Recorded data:
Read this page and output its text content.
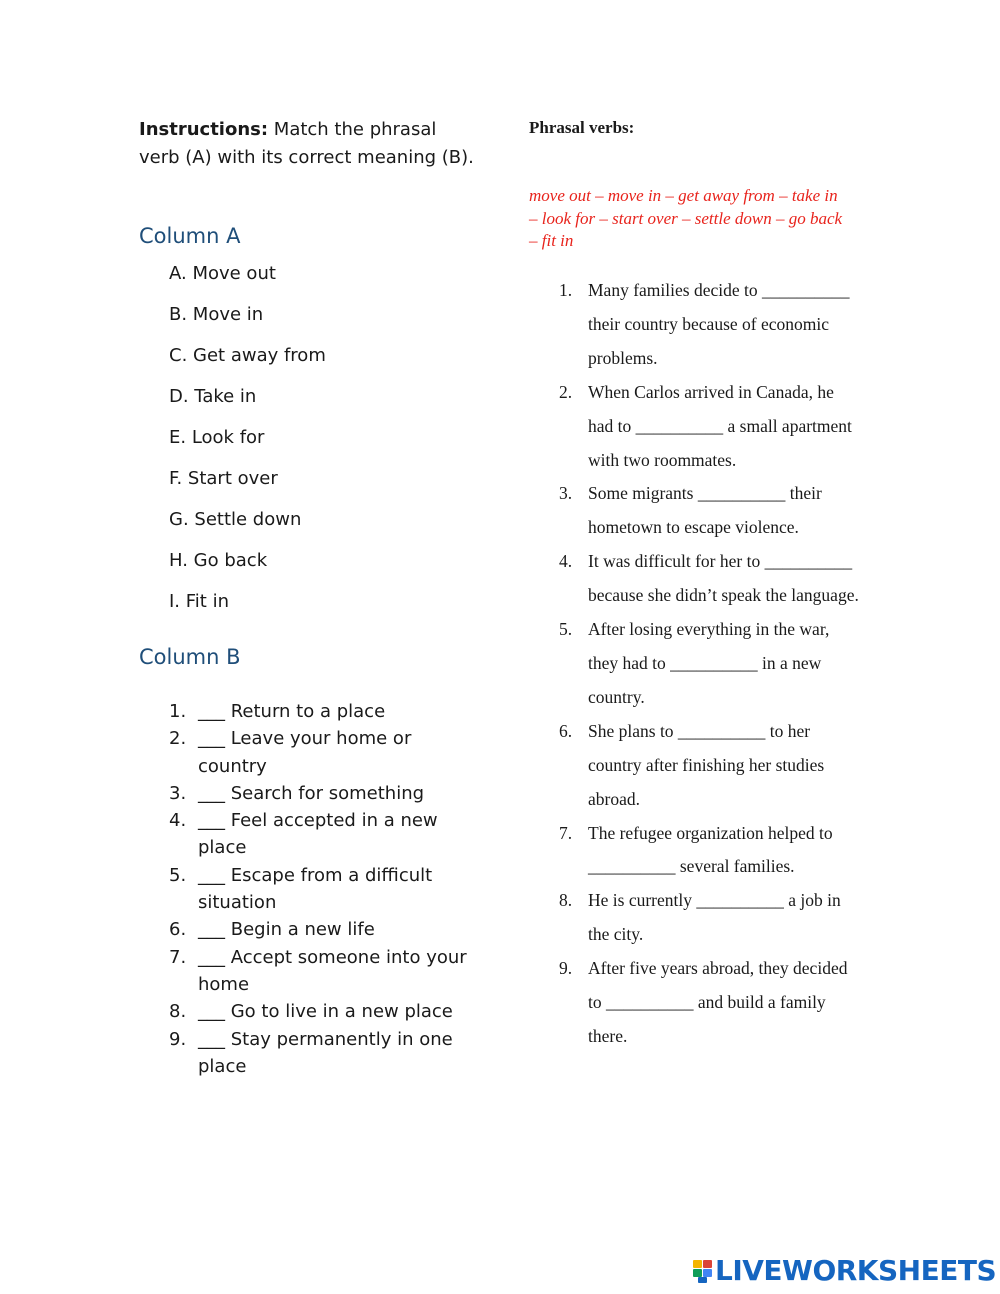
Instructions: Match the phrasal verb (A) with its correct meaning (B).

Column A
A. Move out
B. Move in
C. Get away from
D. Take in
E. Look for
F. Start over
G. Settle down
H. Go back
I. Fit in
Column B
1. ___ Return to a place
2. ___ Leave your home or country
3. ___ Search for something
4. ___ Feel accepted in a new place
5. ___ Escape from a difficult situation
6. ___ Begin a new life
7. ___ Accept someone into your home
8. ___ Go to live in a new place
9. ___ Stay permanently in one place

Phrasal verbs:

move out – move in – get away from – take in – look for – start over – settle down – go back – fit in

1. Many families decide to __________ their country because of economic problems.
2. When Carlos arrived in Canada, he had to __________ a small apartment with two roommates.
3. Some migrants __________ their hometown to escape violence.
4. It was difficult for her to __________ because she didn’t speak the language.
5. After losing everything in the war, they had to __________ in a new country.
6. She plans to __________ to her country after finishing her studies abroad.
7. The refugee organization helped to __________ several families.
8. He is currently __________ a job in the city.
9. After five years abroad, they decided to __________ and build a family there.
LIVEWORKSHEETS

▶ _YOUR GOAL_
All records must be output exactly as they are, except for the pictures, which are left out.

▶ _RESPONSE TO THE EXERCISE_
Read this page and output its text content.
Instructions: Match the phrasal verb (A) with its correct meaning (B).

Column A
A. Move out
B. Move in
C. Get away from
D. Take in
E. Look for
F. Start over
G. Settle down
H. Go back
I. Fit in
Column B
1. ___ Return to a place
2. ___ Leave your home or country
3. ___ Search for something
4. ___ Feel accepted in a new place
5. ___ Escape from a difficult situation
6. ___ Begin a new life
7. ___ Accept someone into your home
8. ___ Go to live in a new place
9. ___ Stay permanently in one place

Phrasal verbs:

move out – move in – get away from – take in – look for – start over – settle down – go back – fit in

1. Many families decide to __________ their country because of economic problems.
2. When Carlos arrived in Canada, he had to __________ a small apartment with two roommates.
3. Some migrants __________ their hometown to escape violence.
4. It was difficult for her to __________ because she didn’t speak the language.
5. After losing everything in the war, they had to __________ in a new country.
6. She plans to __________ to her country after finishing her studies abroad.
7. The refugee organization helped to __________ several families.
8. He is currently __________ a job in the city.
9. After five years abroad, they decided to __________ and build a family there.
LIVEWORKSHEETS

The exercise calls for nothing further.